> _Required work_:
Identify all lines below that hold "last" and collect them.

Stored data

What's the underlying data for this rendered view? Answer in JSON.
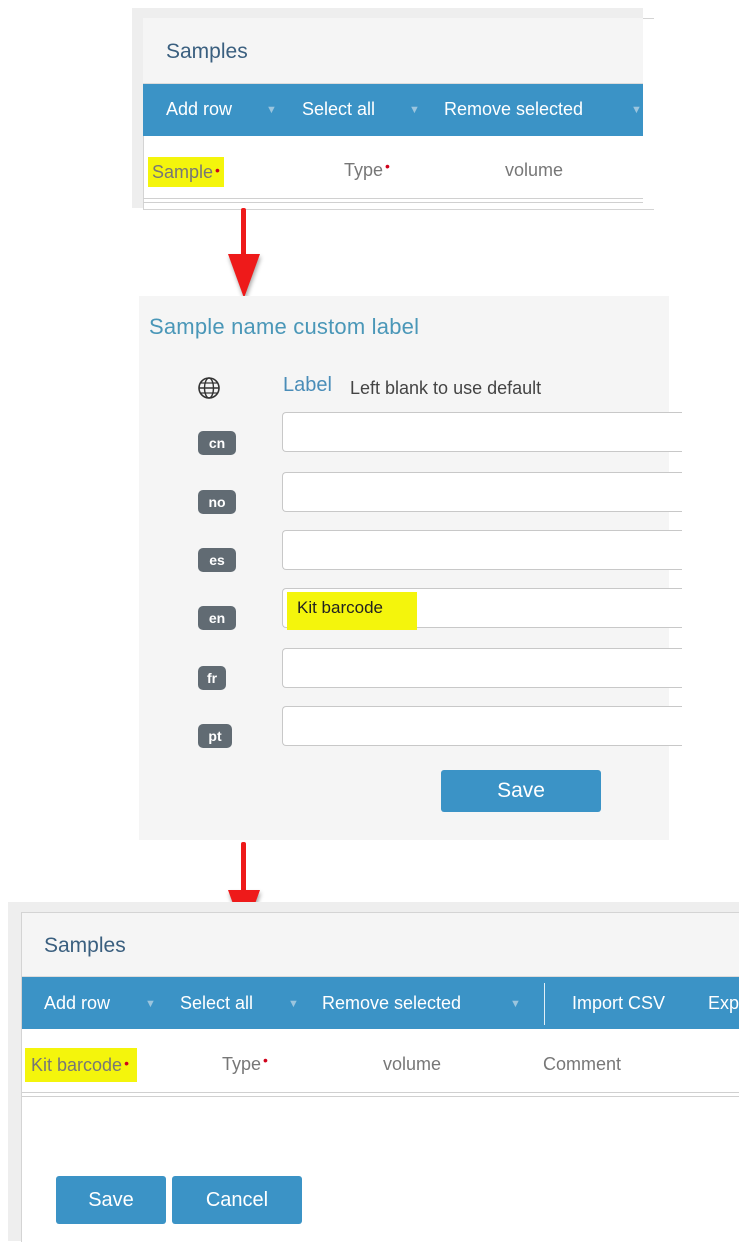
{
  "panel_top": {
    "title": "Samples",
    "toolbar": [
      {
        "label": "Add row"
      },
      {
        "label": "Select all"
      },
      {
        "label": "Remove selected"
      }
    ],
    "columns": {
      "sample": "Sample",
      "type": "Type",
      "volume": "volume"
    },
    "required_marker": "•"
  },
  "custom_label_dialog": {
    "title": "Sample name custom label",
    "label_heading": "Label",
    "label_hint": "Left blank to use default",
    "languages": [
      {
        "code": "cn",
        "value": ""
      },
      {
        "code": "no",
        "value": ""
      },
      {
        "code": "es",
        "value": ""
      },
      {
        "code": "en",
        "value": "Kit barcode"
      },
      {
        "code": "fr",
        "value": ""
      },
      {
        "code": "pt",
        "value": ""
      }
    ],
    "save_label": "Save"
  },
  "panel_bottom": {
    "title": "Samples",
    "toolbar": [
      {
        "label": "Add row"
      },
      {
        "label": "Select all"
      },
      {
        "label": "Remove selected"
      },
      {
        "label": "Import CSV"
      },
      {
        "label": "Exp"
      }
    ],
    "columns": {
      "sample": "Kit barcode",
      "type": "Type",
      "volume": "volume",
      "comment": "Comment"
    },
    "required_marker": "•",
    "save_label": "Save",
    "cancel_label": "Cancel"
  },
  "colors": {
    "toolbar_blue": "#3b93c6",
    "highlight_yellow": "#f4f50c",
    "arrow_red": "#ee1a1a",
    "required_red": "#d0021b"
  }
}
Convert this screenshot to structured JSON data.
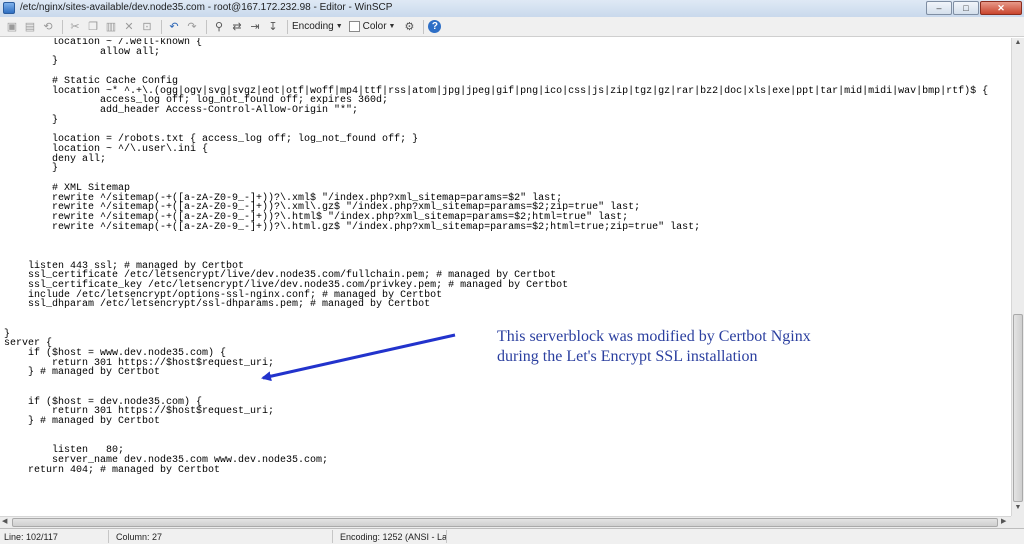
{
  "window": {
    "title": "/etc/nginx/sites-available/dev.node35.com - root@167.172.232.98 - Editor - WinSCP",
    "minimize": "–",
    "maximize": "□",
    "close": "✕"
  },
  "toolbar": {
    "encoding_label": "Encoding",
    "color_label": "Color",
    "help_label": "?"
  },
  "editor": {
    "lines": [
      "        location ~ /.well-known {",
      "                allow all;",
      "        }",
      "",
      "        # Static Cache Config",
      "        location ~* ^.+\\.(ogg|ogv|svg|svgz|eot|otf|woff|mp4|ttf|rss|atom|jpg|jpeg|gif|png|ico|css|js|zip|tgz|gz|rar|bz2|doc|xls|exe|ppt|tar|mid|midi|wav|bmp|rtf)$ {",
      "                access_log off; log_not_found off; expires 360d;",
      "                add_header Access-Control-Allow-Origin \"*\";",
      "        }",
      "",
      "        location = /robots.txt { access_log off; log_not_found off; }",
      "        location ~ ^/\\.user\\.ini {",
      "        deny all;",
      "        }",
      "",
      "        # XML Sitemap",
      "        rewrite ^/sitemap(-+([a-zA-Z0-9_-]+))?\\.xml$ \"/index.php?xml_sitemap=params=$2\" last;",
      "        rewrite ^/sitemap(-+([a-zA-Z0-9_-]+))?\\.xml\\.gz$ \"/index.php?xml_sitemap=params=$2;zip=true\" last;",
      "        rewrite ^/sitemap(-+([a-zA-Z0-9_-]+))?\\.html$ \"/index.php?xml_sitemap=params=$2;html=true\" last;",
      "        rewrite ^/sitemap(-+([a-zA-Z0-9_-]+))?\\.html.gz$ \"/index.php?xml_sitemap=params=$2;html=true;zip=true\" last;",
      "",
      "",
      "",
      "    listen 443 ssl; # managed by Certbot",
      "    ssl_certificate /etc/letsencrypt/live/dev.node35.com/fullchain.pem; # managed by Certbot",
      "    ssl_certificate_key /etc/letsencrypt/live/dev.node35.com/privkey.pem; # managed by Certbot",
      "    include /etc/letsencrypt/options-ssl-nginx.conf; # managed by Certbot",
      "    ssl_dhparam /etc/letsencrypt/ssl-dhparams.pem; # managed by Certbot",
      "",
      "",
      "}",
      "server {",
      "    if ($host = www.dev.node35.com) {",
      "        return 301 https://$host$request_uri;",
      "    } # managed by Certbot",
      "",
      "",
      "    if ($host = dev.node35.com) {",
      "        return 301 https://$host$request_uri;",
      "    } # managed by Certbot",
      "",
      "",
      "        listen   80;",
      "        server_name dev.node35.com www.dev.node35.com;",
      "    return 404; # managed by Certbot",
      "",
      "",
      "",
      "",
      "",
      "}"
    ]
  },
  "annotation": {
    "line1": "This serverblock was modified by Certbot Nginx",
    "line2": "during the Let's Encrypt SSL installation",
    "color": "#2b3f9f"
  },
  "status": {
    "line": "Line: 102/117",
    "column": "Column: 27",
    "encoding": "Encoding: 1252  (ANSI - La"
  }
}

...

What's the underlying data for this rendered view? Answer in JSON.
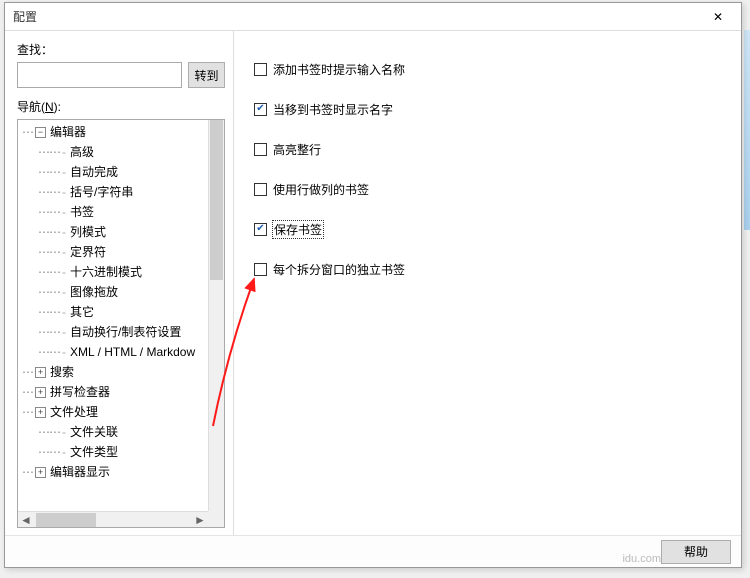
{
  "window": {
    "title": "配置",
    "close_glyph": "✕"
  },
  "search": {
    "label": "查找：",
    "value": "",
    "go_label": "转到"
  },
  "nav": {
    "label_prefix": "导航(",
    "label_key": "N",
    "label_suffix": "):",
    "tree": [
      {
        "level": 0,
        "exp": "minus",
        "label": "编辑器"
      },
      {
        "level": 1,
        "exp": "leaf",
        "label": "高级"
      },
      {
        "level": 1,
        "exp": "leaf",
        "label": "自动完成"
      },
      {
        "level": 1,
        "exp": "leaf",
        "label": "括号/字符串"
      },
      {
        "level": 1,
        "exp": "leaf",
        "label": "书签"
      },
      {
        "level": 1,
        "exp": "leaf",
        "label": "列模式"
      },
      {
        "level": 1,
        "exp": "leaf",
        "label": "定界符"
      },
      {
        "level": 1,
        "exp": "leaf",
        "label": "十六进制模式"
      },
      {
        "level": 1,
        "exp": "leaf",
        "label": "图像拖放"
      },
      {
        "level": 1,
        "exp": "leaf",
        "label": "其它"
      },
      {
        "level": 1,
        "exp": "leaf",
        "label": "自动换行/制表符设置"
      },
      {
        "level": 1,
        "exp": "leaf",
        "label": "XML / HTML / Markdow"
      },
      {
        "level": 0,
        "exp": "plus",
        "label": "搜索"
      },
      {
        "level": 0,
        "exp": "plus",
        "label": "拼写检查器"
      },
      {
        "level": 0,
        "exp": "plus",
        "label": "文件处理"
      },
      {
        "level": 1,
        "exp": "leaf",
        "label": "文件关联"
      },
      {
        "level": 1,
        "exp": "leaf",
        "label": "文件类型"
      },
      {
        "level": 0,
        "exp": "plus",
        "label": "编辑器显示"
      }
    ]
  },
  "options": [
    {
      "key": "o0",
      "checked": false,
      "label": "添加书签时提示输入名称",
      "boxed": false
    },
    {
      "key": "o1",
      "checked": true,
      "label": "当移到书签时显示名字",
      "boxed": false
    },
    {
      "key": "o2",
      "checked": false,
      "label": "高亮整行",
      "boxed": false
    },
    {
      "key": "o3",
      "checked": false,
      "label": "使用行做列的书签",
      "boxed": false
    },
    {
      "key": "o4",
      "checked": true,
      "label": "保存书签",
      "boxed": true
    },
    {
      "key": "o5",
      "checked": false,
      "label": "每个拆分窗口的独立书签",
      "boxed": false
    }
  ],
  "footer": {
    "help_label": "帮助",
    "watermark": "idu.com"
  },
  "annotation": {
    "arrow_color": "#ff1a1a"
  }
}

---

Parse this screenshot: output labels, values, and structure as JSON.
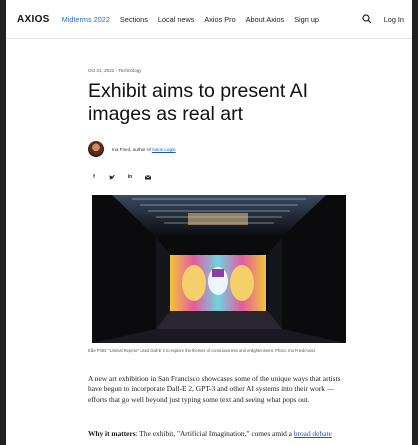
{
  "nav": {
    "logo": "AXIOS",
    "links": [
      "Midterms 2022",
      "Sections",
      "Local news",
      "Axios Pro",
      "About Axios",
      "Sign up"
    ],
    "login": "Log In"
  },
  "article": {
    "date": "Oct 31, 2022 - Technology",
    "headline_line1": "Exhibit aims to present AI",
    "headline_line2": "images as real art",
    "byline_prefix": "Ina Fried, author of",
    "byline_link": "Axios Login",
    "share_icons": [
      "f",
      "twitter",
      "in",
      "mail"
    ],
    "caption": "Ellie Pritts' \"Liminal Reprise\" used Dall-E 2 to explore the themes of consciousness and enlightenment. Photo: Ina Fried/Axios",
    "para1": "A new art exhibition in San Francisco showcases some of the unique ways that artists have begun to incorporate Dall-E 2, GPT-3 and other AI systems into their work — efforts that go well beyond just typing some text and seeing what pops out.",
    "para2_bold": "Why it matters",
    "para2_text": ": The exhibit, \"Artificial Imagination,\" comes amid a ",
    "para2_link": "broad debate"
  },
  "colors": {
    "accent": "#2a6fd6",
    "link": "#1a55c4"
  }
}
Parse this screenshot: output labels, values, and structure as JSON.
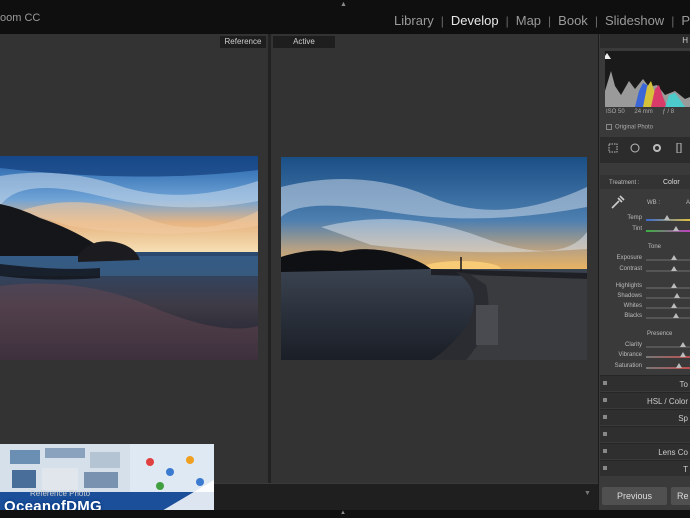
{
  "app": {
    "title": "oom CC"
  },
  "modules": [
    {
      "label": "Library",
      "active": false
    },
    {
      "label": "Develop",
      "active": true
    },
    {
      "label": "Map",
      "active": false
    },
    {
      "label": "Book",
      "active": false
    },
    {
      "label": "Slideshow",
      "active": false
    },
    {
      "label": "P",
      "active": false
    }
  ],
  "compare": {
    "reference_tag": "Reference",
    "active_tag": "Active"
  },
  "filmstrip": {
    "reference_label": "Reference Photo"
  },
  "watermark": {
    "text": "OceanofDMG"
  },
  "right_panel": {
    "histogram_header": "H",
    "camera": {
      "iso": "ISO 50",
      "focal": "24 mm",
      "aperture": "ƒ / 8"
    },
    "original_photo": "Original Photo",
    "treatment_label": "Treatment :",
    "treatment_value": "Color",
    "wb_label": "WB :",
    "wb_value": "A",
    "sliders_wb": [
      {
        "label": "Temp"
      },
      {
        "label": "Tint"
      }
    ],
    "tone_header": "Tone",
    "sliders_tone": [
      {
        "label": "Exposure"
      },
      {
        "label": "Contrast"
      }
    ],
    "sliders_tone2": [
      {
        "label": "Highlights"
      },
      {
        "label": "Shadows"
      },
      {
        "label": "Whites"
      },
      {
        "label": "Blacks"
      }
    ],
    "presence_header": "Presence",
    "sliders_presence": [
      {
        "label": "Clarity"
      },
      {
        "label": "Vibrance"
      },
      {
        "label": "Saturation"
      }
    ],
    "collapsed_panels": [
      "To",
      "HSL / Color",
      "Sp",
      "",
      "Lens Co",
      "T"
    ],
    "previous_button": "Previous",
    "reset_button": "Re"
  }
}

> _Task output_:
      "        rewrite ^/sitemap(-+([a-zA-Z0-9_-]+))?\\.xml$ \"/index.php?xml_sitemap=params=$2\" last;",
      "        rewrite ^/sitemap(-+([a-zA-Z0-9_-]+))?\\.xml\\.gz$ \"/index.php?xml_sitemap=params=$2;zip=true\" last;",
      "        rewrite ^/sitemap(-+([a-zA-Z0-9_-]+))?\\.html$ \"/index.php?xml_sitemap=params=$2;html=true\" last;",
      "        rewrite ^/sitemap(-+([a-zA-Z0-9_-]+))?\\.html.gz$ \"/index.php?xml_sitemap=params=$2;html=true;zip=true\" last;",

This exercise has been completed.